▶ [Task prompt] Out of the lines below, please list those that hold the string "dyan".

# # # # #

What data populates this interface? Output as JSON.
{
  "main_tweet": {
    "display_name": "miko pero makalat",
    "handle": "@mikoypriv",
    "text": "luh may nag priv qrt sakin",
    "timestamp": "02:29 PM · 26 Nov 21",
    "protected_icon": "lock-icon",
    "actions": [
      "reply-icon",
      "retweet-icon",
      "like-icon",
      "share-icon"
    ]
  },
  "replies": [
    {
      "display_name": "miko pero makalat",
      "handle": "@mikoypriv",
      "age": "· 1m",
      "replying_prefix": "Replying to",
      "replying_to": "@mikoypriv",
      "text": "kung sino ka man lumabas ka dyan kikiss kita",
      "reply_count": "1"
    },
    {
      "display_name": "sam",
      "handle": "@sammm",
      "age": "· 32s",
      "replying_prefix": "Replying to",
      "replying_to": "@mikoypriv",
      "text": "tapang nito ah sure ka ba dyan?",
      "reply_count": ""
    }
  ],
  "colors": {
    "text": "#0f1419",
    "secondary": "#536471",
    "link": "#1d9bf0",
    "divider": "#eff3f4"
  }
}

# # # # #

▶ [Solution to the problem]
      "text": "kung sino ka man lumabas ka dyan kikiss kita",
      "text": "tapang nito ah sure ka ba dyan?",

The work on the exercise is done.